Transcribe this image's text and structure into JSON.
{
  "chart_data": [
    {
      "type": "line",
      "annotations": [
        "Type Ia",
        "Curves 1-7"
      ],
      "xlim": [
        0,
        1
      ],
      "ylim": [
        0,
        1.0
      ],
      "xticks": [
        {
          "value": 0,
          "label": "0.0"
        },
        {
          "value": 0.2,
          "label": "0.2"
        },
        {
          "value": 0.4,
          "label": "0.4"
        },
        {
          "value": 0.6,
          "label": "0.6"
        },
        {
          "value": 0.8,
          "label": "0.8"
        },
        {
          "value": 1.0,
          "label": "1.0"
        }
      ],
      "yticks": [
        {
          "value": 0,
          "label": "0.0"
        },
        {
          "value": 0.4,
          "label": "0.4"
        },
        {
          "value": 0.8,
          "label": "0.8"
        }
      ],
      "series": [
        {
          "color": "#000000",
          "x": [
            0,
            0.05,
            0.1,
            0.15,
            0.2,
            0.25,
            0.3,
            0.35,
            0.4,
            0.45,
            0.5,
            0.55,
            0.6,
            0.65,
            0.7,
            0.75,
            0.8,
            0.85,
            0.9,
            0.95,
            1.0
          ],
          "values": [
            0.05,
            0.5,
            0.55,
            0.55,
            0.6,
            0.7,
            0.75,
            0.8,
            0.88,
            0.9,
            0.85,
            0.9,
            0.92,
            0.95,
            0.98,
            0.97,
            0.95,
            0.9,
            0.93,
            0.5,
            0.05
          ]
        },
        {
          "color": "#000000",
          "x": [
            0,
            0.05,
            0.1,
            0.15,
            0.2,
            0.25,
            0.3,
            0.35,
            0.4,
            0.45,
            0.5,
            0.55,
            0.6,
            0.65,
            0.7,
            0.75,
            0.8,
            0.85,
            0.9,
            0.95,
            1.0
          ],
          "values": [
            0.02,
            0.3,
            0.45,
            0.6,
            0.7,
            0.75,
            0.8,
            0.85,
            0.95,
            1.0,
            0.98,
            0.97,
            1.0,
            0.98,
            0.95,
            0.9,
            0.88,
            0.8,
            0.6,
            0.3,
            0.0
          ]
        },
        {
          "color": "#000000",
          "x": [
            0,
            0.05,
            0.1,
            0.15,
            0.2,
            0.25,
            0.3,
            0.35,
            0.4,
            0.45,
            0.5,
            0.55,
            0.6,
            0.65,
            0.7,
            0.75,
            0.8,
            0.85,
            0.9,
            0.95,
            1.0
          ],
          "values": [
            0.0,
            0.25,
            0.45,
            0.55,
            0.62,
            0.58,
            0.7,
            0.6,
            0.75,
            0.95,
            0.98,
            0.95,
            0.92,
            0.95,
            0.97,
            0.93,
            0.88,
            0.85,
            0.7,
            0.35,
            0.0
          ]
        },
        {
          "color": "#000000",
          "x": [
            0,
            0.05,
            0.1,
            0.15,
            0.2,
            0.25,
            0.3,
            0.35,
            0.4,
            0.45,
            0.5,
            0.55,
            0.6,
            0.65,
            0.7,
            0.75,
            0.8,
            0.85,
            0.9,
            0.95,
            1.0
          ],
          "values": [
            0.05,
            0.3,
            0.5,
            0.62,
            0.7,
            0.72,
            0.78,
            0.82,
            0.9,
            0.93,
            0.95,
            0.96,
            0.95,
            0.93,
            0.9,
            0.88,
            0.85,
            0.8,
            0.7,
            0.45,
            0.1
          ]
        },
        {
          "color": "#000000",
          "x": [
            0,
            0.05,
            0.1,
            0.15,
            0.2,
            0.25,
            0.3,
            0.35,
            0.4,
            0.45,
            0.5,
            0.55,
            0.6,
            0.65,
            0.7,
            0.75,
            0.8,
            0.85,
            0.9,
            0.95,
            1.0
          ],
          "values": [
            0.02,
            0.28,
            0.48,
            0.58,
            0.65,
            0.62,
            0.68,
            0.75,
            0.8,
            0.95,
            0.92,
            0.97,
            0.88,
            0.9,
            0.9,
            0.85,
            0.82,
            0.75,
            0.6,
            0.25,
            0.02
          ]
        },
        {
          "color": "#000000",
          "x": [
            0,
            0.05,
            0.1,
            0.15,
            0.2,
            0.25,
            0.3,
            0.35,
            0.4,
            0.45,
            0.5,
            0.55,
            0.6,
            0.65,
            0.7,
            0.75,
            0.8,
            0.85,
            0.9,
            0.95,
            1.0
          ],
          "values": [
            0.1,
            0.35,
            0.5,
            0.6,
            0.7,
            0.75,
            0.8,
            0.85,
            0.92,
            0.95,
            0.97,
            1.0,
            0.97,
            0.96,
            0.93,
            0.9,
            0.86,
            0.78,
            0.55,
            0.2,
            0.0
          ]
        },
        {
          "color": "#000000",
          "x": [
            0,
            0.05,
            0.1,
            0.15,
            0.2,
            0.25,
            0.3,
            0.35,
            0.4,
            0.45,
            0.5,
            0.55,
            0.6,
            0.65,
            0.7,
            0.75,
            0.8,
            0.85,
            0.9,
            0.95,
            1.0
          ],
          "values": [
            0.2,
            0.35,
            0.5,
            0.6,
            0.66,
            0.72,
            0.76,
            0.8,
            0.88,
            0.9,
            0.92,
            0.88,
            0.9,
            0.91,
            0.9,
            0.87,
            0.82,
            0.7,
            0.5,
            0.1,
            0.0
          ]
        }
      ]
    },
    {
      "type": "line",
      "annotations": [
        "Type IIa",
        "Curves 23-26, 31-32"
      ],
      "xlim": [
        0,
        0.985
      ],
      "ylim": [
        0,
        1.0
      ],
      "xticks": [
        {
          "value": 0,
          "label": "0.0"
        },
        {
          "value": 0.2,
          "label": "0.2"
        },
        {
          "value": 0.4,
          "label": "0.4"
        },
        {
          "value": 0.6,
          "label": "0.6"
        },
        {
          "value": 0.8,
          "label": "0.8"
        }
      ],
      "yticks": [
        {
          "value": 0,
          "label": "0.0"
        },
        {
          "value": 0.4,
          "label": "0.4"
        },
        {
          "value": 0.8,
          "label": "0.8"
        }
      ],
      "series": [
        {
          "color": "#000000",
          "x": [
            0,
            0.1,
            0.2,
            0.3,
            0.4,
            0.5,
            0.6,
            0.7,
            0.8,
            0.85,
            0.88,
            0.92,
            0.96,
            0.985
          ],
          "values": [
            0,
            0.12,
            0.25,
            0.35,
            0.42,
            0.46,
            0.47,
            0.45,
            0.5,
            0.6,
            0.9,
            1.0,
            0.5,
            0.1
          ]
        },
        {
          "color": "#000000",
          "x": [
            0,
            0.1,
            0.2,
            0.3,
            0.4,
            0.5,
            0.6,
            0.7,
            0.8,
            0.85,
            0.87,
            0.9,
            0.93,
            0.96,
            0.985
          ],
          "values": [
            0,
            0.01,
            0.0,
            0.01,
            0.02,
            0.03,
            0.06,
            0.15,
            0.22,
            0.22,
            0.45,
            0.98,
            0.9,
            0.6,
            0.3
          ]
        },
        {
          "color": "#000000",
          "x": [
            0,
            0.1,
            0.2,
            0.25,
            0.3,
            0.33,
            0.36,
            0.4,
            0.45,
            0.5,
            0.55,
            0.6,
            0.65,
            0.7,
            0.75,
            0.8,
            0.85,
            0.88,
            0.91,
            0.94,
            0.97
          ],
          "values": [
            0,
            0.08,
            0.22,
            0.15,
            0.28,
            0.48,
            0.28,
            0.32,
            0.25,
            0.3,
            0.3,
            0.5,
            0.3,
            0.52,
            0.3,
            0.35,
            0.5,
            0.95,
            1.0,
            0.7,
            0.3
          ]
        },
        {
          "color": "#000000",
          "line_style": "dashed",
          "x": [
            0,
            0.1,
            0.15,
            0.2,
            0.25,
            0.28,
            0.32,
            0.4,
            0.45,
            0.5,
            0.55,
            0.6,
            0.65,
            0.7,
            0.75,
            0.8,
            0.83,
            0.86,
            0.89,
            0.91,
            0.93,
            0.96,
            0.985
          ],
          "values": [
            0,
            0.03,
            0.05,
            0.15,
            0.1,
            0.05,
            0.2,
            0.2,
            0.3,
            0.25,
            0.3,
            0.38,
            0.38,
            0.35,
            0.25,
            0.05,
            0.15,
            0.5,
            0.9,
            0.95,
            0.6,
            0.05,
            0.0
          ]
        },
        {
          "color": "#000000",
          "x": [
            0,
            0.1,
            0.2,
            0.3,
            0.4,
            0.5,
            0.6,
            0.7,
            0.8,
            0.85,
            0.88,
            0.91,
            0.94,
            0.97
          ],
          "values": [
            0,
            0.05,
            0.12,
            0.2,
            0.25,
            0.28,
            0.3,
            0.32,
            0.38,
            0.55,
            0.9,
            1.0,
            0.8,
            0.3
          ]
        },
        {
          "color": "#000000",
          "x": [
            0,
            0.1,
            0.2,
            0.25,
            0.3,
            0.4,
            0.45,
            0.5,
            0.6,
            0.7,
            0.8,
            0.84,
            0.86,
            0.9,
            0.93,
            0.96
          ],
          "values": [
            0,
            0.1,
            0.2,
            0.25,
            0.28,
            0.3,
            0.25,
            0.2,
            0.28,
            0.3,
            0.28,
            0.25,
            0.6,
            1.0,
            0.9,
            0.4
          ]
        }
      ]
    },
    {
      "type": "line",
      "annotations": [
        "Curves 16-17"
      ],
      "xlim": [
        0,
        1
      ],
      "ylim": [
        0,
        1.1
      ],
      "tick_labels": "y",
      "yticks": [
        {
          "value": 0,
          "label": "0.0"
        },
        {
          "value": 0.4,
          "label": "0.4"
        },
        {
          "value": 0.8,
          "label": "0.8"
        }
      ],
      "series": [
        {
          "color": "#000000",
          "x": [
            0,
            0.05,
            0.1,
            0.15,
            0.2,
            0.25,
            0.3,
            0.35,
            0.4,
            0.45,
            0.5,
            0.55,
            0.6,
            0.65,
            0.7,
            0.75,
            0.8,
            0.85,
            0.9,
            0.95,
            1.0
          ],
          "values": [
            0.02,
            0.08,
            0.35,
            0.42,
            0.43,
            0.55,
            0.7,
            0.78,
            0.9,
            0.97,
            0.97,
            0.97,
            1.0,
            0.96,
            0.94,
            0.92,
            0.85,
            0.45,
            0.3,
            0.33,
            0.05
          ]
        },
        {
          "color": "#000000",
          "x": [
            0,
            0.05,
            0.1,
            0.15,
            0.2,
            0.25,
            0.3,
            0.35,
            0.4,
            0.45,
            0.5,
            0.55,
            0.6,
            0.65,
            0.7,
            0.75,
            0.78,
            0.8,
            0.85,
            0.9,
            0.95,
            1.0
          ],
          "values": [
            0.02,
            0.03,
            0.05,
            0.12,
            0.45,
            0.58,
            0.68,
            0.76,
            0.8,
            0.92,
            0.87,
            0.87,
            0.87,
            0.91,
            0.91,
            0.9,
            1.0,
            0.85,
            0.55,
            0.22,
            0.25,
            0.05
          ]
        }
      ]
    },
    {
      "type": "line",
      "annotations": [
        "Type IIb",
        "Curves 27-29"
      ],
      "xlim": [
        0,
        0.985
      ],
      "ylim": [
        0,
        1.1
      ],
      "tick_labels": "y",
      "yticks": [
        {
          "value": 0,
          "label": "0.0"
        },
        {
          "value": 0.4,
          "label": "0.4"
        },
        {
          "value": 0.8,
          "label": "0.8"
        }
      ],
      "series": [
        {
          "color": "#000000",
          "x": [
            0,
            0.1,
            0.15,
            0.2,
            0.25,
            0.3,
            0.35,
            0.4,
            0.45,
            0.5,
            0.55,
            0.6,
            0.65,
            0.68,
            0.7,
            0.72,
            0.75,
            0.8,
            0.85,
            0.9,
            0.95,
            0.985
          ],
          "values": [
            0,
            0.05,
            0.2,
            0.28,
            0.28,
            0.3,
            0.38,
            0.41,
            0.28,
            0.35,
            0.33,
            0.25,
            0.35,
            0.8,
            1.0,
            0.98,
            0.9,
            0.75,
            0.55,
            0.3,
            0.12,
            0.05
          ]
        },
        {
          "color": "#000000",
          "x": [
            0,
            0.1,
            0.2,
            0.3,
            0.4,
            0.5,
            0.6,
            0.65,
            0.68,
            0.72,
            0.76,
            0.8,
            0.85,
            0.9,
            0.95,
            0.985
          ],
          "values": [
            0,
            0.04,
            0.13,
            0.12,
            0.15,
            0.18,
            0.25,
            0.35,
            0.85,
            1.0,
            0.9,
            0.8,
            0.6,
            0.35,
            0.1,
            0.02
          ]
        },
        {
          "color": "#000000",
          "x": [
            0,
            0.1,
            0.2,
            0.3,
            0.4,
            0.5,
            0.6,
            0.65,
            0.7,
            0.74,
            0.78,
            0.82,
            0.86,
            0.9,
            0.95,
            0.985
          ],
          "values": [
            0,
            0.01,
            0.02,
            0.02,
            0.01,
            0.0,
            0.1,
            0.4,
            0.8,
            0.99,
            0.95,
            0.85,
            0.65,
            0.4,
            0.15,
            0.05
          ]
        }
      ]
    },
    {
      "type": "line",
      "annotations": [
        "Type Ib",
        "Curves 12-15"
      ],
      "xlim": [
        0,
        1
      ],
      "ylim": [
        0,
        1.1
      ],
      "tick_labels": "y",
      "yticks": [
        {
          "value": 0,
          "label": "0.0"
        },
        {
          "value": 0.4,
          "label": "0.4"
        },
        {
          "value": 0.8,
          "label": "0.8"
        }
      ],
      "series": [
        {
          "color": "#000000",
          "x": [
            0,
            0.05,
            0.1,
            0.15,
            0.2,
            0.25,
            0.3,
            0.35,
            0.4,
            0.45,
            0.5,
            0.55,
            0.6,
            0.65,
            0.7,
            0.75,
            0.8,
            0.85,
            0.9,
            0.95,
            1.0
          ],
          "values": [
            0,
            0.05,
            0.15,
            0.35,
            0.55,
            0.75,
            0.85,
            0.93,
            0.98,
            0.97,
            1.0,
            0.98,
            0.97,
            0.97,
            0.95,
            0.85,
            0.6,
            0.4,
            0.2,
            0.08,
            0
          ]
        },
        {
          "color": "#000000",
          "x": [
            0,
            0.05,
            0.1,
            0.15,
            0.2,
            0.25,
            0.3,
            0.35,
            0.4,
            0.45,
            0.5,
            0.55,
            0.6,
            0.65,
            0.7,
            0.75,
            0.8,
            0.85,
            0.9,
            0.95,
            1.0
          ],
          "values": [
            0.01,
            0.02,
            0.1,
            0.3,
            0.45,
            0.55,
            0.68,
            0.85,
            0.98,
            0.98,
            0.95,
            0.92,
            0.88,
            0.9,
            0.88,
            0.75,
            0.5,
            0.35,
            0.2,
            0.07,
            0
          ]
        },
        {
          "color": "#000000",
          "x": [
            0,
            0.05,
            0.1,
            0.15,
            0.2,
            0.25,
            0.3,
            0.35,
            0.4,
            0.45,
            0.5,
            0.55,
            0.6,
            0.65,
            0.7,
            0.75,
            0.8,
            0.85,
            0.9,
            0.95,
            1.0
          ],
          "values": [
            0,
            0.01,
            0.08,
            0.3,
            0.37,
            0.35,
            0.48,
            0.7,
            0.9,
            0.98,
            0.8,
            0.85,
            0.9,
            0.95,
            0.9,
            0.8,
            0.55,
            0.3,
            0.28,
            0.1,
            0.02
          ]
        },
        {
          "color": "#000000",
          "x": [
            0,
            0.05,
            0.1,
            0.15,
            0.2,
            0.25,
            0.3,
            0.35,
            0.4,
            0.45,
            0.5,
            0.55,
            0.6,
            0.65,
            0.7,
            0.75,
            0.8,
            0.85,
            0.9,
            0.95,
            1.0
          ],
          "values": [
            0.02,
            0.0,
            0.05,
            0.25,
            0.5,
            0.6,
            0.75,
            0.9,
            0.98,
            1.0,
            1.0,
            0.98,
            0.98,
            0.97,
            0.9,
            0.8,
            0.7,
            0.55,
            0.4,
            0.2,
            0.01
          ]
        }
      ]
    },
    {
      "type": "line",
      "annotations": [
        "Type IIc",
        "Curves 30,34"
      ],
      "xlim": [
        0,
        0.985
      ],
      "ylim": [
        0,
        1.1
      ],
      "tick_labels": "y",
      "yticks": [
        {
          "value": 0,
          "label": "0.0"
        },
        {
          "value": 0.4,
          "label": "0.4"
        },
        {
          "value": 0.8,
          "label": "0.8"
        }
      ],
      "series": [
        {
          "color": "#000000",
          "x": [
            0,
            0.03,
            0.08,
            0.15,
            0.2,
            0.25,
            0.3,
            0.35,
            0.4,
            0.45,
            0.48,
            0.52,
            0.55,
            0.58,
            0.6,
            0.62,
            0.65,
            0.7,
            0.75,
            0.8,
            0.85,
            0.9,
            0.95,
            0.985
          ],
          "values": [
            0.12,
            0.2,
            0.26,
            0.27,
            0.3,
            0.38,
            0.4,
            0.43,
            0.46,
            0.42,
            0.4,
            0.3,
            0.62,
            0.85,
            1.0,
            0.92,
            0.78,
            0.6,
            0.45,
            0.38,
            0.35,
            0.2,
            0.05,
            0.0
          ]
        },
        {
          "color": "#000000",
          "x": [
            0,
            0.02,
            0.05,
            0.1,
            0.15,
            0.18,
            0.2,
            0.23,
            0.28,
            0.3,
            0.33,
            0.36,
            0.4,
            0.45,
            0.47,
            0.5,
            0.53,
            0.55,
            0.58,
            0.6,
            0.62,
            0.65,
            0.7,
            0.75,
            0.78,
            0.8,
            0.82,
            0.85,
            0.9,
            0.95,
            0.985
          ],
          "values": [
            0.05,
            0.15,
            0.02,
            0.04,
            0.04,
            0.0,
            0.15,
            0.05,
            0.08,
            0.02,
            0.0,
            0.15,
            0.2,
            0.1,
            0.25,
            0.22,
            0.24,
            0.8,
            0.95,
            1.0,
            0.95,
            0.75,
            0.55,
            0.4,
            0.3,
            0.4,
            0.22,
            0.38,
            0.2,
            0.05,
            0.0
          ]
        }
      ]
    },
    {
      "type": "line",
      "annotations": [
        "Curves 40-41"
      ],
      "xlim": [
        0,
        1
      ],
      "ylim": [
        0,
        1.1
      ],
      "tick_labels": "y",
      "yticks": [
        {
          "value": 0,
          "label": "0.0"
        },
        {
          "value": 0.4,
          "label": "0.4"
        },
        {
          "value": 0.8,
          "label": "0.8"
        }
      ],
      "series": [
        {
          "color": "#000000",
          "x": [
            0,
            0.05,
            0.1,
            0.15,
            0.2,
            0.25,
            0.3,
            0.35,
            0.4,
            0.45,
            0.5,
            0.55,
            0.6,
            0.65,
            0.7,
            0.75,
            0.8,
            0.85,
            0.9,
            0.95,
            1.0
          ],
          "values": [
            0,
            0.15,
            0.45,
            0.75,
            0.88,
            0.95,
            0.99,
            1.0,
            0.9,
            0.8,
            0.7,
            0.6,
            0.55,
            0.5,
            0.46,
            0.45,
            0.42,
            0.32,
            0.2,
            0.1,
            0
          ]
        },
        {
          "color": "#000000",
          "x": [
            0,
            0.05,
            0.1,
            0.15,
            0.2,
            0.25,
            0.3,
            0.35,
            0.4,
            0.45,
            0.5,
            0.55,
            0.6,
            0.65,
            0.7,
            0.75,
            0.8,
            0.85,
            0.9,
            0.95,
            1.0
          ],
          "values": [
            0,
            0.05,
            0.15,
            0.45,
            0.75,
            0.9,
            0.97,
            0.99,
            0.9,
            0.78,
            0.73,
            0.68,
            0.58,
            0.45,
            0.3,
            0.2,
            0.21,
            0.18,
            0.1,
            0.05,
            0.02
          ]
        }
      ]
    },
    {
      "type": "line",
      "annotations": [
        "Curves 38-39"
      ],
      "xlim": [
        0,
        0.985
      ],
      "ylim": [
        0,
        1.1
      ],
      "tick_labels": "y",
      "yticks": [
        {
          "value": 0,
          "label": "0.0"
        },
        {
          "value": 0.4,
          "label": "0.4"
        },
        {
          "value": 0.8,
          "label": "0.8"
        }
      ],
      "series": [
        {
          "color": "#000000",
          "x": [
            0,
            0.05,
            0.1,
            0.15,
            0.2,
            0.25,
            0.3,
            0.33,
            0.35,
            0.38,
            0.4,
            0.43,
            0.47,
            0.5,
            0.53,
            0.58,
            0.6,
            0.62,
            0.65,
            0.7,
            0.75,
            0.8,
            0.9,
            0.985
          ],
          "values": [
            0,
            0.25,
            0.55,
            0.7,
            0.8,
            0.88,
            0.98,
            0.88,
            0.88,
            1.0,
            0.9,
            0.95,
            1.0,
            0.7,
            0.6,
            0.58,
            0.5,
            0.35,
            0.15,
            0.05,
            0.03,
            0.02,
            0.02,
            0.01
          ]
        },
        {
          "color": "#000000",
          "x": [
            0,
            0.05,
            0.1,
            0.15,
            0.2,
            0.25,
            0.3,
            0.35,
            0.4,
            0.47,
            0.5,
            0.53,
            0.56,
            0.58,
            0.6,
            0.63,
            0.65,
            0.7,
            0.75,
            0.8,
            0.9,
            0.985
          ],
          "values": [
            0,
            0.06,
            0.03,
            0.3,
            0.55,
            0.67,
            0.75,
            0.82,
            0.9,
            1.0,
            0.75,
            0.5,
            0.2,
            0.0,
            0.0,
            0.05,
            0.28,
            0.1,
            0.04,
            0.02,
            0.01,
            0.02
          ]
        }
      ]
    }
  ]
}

###

SET TASK>
Copy all lines from the listing that contain "Curves".

FINAL RESULT>
        "Curves 1-7"
        "Curves 23-26, 31-32"
        "Curves 16-17"
        "Curves 27-29"
        "Curves 12-15"
        "Curves 30,34"
        "Curves 40-41"
        "Curves 38-39"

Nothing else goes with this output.